=== Work to do ===
Identify every line in the records below that contains the word "JSON", and copy each of those lines.

Items from a dataset

================

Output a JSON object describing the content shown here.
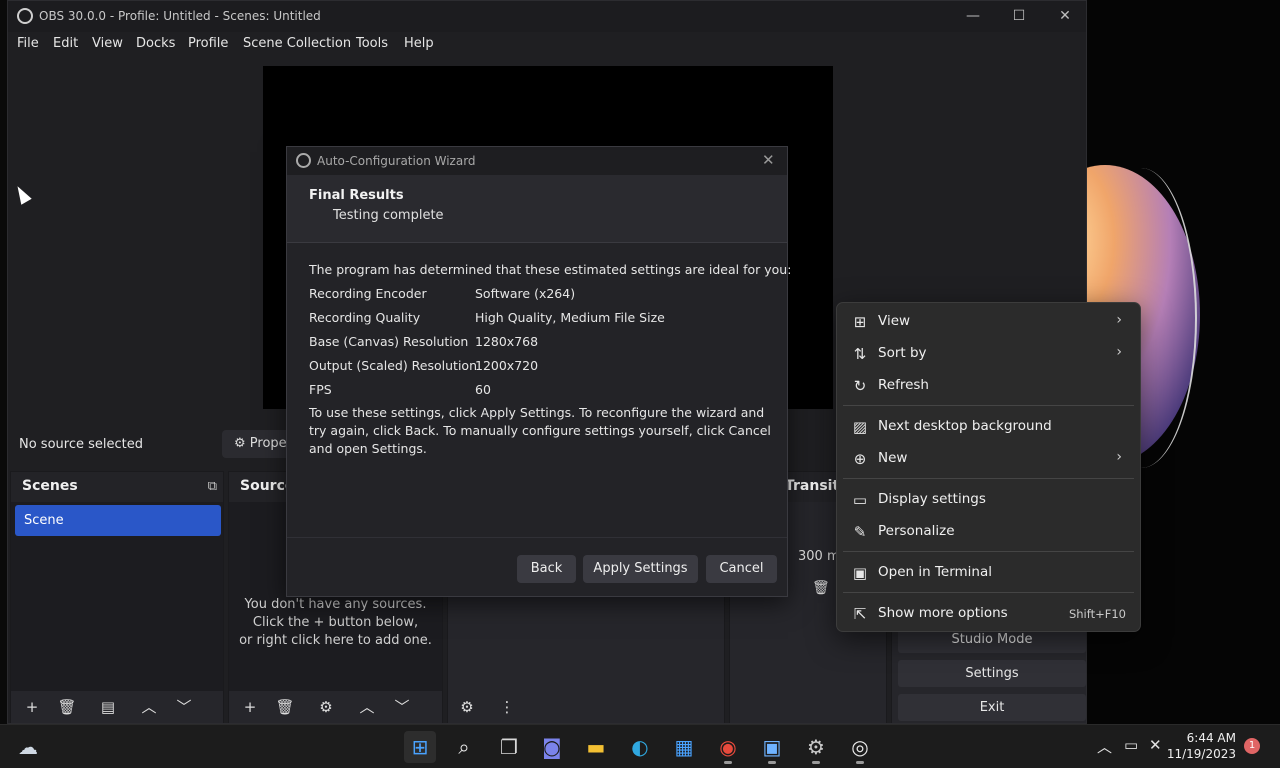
{
  "window": {
    "title": "OBS 30.0.0 - Profile: Untitled - Scenes: Untitled",
    "minimize": "—",
    "maximize": "☐",
    "close": "✕"
  },
  "menubar": [
    "File",
    "Edit",
    "View",
    "Docks",
    "Profile",
    "Scene Collection",
    "Tools",
    "Help"
  ],
  "context_bar": {
    "no_source": "No source selected",
    "properties": "⚙ Prope"
  },
  "docks": {
    "scenes": {
      "title": "Scenes",
      "item": "Scene"
    },
    "sources": {
      "title": "Sources",
      "empty": "You don't have any sources.\nClick the + button below,\nor right click here to add one."
    },
    "transitions": {
      "title": "Transiti",
      "duration": "300 m"
    },
    "controls": {
      "studio_mode": "Studio Mode",
      "settings": "Settings",
      "exit": "Exit"
    }
  },
  "dialog": {
    "title": "Auto-Configuration Wizard",
    "heading": "Final Results",
    "subheading": "Testing complete",
    "intro": "The program has determined that these estimated settings are ideal for you:",
    "results": [
      {
        "label": "Recording Encoder",
        "value": "Software (x264)"
      },
      {
        "label": "Recording Quality",
        "value": "High Quality, Medium File Size"
      },
      {
        "label": "Base (Canvas) Resolution",
        "value": "1280x768"
      },
      {
        "label": "Output (Scaled) Resolution",
        "value": "1200x720"
      },
      {
        "label": "FPS",
        "value": "60"
      }
    ],
    "outro": "To use these settings, click Apply Settings. To reconfigure the wizard and try again, click Back. To manually configure settings yourself, click Cancel and open Settings.",
    "buttons": {
      "back": "Back",
      "apply": "Apply Settings",
      "cancel": "Cancel"
    }
  },
  "desktop_menu": [
    {
      "label": "View",
      "icon": "grid-icon",
      "submenu": true
    },
    {
      "label": "Sort by",
      "icon": "sort-icon",
      "submenu": true
    },
    {
      "label": "Refresh",
      "icon": "refresh-icon",
      "submenu": false
    },
    {
      "label": "Next desktop background",
      "icon": "image-icon",
      "submenu": false
    },
    {
      "label": "New",
      "icon": "plus-circle-icon",
      "submenu": true
    },
    {
      "label": "Display settings",
      "icon": "display-icon",
      "submenu": false
    },
    {
      "label": "Personalize",
      "icon": "pen-icon",
      "submenu": false
    },
    {
      "label": "Open in Terminal",
      "icon": "terminal-icon",
      "submenu": false
    },
    {
      "label": "Show more options",
      "icon": "share-icon",
      "submenu": false,
      "shortcut": "Shift+F10"
    }
  ],
  "taskbar": {
    "clock_time": "6:44 AM",
    "clock_date": "11/19/2023",
    "notifications": "1"
  },
  "colors": {
    "accent": "#2a57c8",
    "window_bg": "#1f1f22",
    "menu_bg": "#2b2b2b"
  }
}
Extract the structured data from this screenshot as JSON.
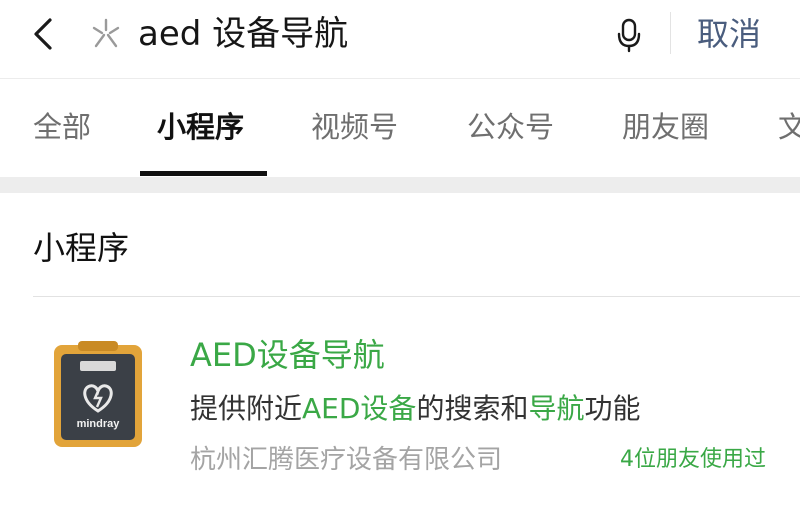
{
  "search": {
    "query": "aed 设备导航",
    "cancel_label": "取消"
  },
  "tabs": [
    {
      "label": "全部"
    },
    {
      "label": "小程序"
    },
    {
      "label": "视频号"
    },
    {
      "label": "公众号"
    },
    {
      "label": "朋友圈"
    },
    {
      "label": "文"
    }
  ],
  "active_tab": "小程序",
  "section": {
    "title": "小程序"
  },
  "result": {
    "title": "AED设备导航",
    "description_parts": [
      "提供附近",
      "AED设备",
      "的搜索和",
      "导航",
      "功能"
    ],
    "company": "杭州汇腾医疗设备有限公司",
    "friends_used": "4位朋友使用过",
    "thumbnail_brand": "mindray"
  },
  "icons": {
    "back": "chevron-left-icon",
    "search_logo": "wechat-search-icon",
    "mic": "microphone-icon"
  },
  "colors": {
    "accent_green": "#3aa846",
    "cancel_blue": "#4a5d7e",
    "divider_gray": "#ededed"
  }
}
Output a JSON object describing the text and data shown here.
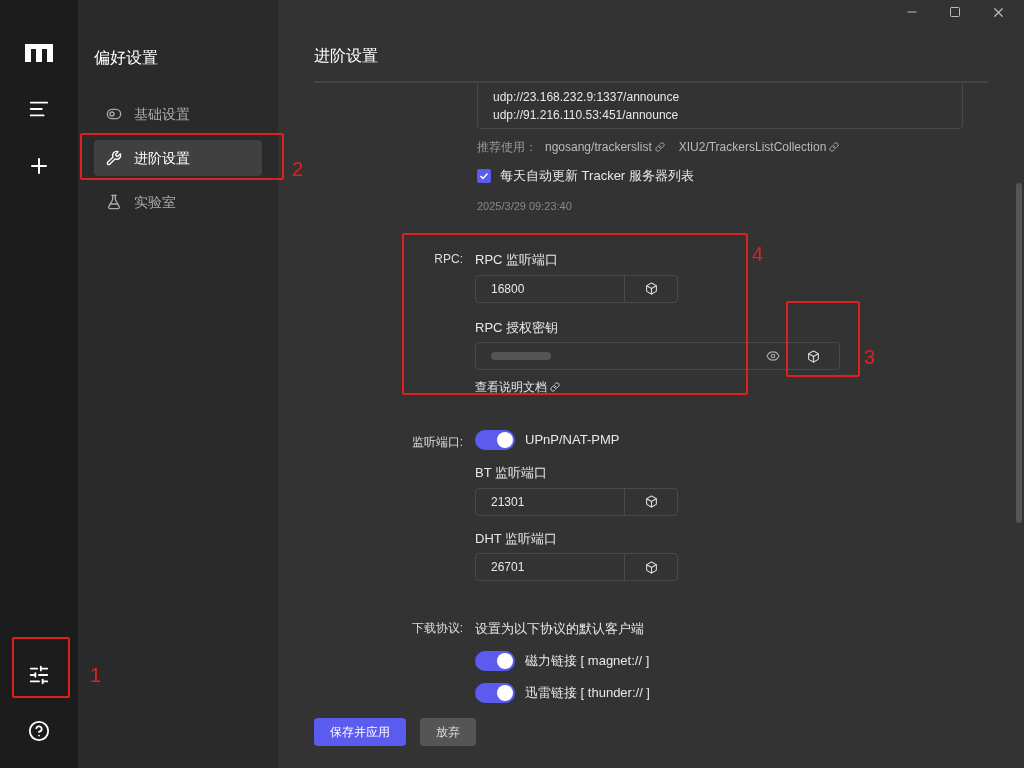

================

=== Correct output ===
Output a JSON object describing the content shown here.
Extract the structured data from this screenshot as JSON.
Output a JSON object describing the text and data shown here.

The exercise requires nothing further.